Holy sh!t!!! Dude, just stop right there. You're not her husband. You're her butler. Women aren't sexually attracted to butlers. When you listen to your daughters talk about what kind of man they want to be with when they grow up, have they ever mentioned "butler" as an attractive option? Most girls would choose rock star, or professional athlete, or doctor, or lawyer, or politician. Most girls would rank butler way, WAY down the list of attractive careers.

Your wife doesn't work outside the home and you have two jobs, right? So she can handle her own affairs in the home. Vacuum the floors. Cook. Shop.



BlindNoMore said:


> Hurtful things she has said:
> “Why can’t we go back to before we were married?” ... I’ve even asked for clarification and she says that the absence of sex was part of what she was talking about.
> “A true man of God wouldn’t ask his wife to dress in something sexy. “ I don’t have any rebuttal to this.


These are known as "sh!t tests" or "fitness tests." As in, "I wonder how much of my sh!t this man will take before he puts me in my place?" In order to pass the test, you need to take very little sh!t. It sounds like you take it all and keep asking for more. That's bad.



BlindNoMore said:


> Desire – As someone said, “sorry, but this is a lame excuse ... do you go to the gym only when you have a desire to? or go to work only when you desire to? Or change a diaper only when you desire to? Or do anything for that matter only when you desire to? No, we all do things every single day because we should, and it's the right thing to do!”


That is absolutely true. But women don't think that way. Women don't have sex because it's the right thing to do. Women have sex because they're turned on.

If you could debate women into having sex, then the debate team would get all the girls in high school instead of the football team. But that's not how it works out. Women are attracted to good looking, physically fit, assertive, confident men. And they will gladly have sex with those men regardless of whether it is the right thing to do. And they will stubbornly resist sex with lesser men regardless of whether they should.

• [Material]:

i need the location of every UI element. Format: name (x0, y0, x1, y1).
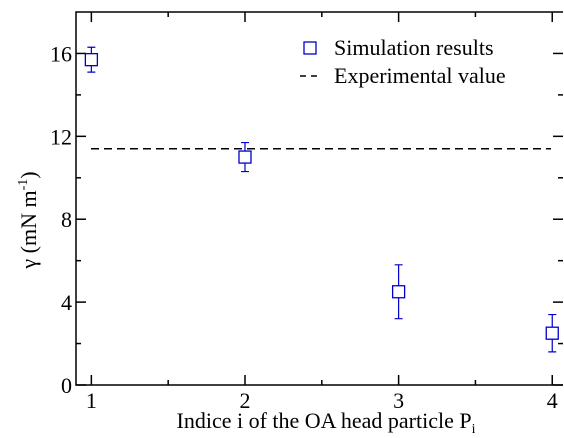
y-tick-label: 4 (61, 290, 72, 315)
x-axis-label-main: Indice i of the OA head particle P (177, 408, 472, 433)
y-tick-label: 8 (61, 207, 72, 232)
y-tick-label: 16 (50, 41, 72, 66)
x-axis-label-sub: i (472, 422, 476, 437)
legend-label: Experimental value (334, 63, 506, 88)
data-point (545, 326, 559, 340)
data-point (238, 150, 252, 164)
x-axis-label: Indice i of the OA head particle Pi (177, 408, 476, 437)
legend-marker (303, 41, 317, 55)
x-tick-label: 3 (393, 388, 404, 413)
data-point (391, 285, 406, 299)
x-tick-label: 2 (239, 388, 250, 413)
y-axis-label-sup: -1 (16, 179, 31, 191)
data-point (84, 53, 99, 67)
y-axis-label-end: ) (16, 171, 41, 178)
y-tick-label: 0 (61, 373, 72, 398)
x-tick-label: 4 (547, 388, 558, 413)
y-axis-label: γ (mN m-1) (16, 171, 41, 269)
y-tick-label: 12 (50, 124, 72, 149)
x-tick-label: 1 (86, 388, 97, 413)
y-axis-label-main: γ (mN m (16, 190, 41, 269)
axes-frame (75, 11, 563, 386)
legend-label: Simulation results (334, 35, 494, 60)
==
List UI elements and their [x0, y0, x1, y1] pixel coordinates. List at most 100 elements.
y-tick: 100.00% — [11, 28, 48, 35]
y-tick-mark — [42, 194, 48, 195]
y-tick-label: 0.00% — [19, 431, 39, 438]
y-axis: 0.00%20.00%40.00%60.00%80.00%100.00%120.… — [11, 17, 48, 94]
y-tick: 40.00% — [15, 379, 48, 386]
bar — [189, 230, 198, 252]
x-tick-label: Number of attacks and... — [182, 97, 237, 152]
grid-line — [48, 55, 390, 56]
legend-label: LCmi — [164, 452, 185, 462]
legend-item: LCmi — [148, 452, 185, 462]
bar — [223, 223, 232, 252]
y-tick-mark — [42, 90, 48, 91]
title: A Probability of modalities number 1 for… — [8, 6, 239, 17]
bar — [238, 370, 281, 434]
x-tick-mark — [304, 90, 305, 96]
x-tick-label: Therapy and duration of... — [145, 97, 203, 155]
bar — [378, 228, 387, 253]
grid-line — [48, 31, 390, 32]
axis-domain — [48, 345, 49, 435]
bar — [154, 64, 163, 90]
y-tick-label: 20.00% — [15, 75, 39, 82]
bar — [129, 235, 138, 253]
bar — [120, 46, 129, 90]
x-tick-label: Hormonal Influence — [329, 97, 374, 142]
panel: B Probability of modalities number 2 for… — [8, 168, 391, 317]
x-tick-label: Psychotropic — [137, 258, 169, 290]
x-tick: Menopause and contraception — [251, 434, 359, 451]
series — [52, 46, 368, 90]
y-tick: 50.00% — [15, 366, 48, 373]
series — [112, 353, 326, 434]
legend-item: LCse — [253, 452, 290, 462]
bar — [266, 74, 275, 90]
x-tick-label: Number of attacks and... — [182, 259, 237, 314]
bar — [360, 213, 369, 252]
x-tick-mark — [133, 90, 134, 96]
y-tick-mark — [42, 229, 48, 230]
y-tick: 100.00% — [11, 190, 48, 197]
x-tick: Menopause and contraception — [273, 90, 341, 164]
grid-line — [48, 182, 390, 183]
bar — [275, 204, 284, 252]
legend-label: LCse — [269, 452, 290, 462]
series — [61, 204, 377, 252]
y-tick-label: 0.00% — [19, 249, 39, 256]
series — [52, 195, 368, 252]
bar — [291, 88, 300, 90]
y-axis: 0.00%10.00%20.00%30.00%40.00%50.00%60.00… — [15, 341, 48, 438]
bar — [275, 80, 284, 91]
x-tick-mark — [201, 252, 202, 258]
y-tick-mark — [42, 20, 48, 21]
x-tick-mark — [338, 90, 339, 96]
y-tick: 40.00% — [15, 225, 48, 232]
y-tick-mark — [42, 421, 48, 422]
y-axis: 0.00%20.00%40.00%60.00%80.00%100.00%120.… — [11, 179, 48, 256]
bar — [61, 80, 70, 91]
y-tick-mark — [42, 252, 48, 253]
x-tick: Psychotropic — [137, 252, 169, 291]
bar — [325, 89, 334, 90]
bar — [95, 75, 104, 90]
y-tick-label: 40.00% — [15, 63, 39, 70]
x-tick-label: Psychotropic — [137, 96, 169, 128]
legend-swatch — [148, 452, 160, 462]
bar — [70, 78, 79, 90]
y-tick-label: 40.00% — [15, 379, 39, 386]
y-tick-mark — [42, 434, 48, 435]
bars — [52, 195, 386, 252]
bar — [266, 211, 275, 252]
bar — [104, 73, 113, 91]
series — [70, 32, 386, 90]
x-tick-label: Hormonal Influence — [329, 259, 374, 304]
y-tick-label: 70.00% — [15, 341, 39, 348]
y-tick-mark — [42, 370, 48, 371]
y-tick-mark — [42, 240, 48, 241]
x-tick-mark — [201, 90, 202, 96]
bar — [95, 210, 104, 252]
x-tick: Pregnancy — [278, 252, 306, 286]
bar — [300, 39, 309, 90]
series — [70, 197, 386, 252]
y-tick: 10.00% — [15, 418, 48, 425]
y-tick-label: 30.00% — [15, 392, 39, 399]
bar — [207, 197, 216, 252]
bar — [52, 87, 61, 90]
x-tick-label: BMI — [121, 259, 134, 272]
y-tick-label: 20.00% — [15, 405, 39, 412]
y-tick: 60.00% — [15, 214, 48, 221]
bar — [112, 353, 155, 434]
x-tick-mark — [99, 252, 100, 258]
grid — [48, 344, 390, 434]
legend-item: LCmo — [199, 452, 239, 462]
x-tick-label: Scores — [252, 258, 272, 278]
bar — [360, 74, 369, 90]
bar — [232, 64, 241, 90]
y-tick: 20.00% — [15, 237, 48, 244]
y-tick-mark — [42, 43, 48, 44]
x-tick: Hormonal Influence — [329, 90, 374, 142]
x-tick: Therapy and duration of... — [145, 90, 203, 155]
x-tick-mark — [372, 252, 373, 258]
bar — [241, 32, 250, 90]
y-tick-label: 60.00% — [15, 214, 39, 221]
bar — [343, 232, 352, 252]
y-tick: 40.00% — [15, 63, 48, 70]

• [Stated task]:
Pick up the marriage-advice forum reply after its last sentence and keep writing it. The records have no connection to the marriage-advice forum reply.

• [Exercise output]:
Your best bet is to become a physically fit, assertive, confident man.



BlindNoMore said:


> Am I wrong to want more sex?
> 2-3 times a week


Are you saying you want sex 2-3 times a week, or that you have sex 2-3 times a week, but would like more? Either way, you're not wrong. A little over twice a week is the average for married couples. Some men need more than that.



BlindNoMore said:


> Am I wrong to want better quality sex?
> She wears something sexy
> She stays awake
> She tells me what to do, what she likes
> ...


Nope. Your wife's wedding vows were probably the standard, "love, honor, cherish, obey" vows. They probably didn't include, "begrudgingly provide the minimum affection necessary to keep your husband from leaving you."

As I said before, it is possible that your wife's hormone levels are more or less permanently out of whack. You could have a doctor run some tests on that. If her hormones are abnormal, then you probably just have to wait until you're finished having children before her hormones return to normal.

It is also possible that there is another man in the picture. I know she has lots of kids around during the day, but you said she is very active at church. Adultery happens in churches just like any place else. If your wife is spending time with another man, it is possible that she is either having an affair, or just fantasizing about this man and directing her libido at him instead of you. Check her phone records, email/Facebook messages to verify that this isn't happening.

The most likely culprit is you. Your wife isn't attracted to you. You are her butler. You take her crap and ask for more. She doesn't respect you because of this. There has never been a romance novel written that involves a man who just takes a woman's crap until she finally decides that he's suffered enough and she will now love him and have sex with him. You need to change yourself to be more attractive to her.

Go to Married Man Sex Life | How to have the marriage you thought you were going to have. By which I mean doing it like rabbits. and start looking at the archives. Go to post #1 and spend some time reading. Then, buy his book and run the MAP.

Good luck.


----------



## ScaredandUnsure (Nov 17, 2011)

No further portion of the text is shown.